Written task →
Extract the entries in their exact form.

Data to process →
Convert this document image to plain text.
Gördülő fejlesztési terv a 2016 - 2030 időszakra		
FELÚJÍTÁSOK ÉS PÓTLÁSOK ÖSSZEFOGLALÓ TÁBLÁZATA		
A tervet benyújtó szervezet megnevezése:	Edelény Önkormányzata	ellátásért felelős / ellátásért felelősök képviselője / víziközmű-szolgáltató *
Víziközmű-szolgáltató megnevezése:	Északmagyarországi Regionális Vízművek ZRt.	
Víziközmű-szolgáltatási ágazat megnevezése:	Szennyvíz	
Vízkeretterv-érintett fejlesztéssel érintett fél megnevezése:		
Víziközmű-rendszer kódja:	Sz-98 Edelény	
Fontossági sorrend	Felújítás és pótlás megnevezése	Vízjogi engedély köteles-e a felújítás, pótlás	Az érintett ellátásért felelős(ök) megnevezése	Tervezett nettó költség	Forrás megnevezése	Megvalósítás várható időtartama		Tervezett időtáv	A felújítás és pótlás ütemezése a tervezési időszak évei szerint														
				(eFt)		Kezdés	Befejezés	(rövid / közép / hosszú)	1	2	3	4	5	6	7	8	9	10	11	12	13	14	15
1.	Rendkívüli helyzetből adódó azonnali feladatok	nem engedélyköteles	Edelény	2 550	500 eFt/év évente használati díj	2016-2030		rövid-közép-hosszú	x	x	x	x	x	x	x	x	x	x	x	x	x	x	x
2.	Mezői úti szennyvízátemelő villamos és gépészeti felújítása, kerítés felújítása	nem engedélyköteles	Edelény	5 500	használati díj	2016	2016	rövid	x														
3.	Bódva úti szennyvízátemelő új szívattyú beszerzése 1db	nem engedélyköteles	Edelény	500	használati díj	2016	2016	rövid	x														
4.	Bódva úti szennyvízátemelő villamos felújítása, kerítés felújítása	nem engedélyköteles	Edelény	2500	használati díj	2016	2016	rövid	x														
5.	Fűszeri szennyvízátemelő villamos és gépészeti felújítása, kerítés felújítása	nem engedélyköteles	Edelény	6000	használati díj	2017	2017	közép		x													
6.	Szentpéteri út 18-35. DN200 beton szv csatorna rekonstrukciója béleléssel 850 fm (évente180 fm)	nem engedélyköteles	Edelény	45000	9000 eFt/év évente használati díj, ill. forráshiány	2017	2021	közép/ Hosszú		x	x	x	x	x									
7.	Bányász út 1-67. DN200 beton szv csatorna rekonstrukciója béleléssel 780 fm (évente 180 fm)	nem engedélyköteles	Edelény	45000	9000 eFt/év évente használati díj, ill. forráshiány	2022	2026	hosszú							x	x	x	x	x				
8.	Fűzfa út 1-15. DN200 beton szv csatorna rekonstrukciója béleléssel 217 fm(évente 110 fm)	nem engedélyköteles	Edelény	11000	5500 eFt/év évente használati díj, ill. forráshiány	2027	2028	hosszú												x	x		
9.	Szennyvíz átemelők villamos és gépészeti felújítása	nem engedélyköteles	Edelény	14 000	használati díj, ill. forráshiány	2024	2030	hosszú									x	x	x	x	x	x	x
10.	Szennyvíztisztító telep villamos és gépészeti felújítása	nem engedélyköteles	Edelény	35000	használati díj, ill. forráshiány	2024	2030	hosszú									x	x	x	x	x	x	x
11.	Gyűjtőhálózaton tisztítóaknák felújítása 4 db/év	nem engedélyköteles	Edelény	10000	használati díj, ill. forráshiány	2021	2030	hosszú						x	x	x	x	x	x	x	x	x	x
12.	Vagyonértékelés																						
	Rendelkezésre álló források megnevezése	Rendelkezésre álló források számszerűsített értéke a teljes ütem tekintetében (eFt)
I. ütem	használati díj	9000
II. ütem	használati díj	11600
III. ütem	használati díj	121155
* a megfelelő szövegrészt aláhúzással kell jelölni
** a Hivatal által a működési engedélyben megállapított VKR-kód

Response to this task →
Convert this document image to plain text.
Gördülő fejlesztési terv a 2016 - 2030 időszakra		
FELÚJÍTÁSOK ÉS PÓTLÁSOK ÖSSZEFOGLALÓ TÁBLÁZATA		
A tervet benyújtó szervezet megnevezése:	Edelény Önkormányzata	ellátásért felelős / ellátásért felelősök képviselője / víziközmű-szolgáltató *
Víziközmű-szolgáltató megnevezése:	Északmagyarországi Regionális Vízművek ZRt.	
Víziközmű-szolgáltatási ágazat megnevezése:	Szennyvíz	
Vízkeretterv-érintett fejlesztéssel érintett fél megnevezése:		
Víziközmű-rendszer kódja:	Sz-98 Edelény	
Fontossági sorrend	Felújítás és pótlás megnevezése	Vízjogi engedély köteles-e a felújítás, pótlás	Az érintett ellátásért felelős(ök) megnevezése	Tervezett nettó költség	Forrás megnevezése	Megvalósítás várható időtartama		Tervezett időtáv	A felújítás és pótlás ütemezése a tervezési időszak évei szerint														
				(eFt)		Kezdés	Befejezés	(rövid / közép / hosszú)	1	2	3	4	5	6	7	8	9	10	11	12	13	14	15
1.	Rendkívüli helyzetből adódó azonnali feladatok	nem engedélyköteles	Edelény	2 550	500 eFt/év évente használati díj	2016-2030		rövid-közép-hosszú	x	x	x	x	x	x	x	x	x	x	x	x	x	x	x
2.	Mezői úti szennyvízátemelő villamos és gépészeti felújítása, kerítés felújítása	nem engedélyköteles	Edelény	5 500	használati díj	2016	2016	rövid	x														
3.	Bódva úti szennyvízátemelő új szívattyú beszerzése 1db	nem engedélyköteles	Edelény	500	használati díj	2016	2016	rövid	x														
4.	Bódva úti szennyvízátemelő villamos felújítása, kerítés felújítása	nem engedélyköteles	Edelény	2500	használati díj	2016	2016	rövid	x														
5.	Fűszeri szennyvízátemelő villamos és gépészeti felújítása, kerítés felújítása	nem engedélyköteles	Edelény	6000	használati díj	2017	2017	közép		x													
6.	Szentpéteri út 18-35. DN200 beton szv csatorna rekonstrukciója béleléssel 850 fm (évente180 fm)	nem engedélyköteles	Edelény	45000	9000 eFt/év évente használati díj, ill. forráshiány	2017	2021	közép/ Hosszú		x	x	x	x	x									
7.	Bányász út 1-67. DN200 beton szv csatorna rekonstrukciója béleléssel 780 fm (évente 180 fm)	nem engedélyköteles	Edelény	45000	9000 eFt/év évente használati díj, ill. forráshiány	2022	2026	hosszú							x	x	x	x	x				
8.	Fűzfa út 1-15. DN200 beton szv csatorna rekonstrukciója béleléssel 217 fm(évente 110 fm)	nem engedélyköteles	Edelény	11000	5500 eFt/év évente használati díj, ill. forráshiány	2027	2028	hosszú												x	x		
9.	Szennyvíz átemelők villamos és gépészeti felújítása	nem engedélyköteles	Edelény	14 000	használati díj, ill. forráshiány	2024	2030	hosszú									x	x	x	x	x	x	x
10.	Szennyvíztisztító telep villamos és gépészeti felújítása	nem engedélyköteles	Edelény	35000	használati díj, ill. forráshiány	2024	2030	hosszú									x	x	x	x	x	x	x
11.	Gyűjtőhálózaton tisztítóaknák felújítása 4 db/év	nem engedélyköteles	Edelény	10000	használati díj, ill. forráshiány	2021	2030	hosszú						x	x	x	x	x	x	x	x	x	x
12.	Vagyonértékelés																						
	Rendelkezésre álló források megnevezése	Rendelkezésre álló források számszerűsített értéke a teljes ütem tekintetében (eFt)
I. ütem	használati díj	9000
II. ütem	használati díj	11600
III. ütem	használati díj	121155
* a megfelelő szövegrészt aláhúzással kell jelölni
** a Hivatal által a működési engedélyben megállapított VKR-kód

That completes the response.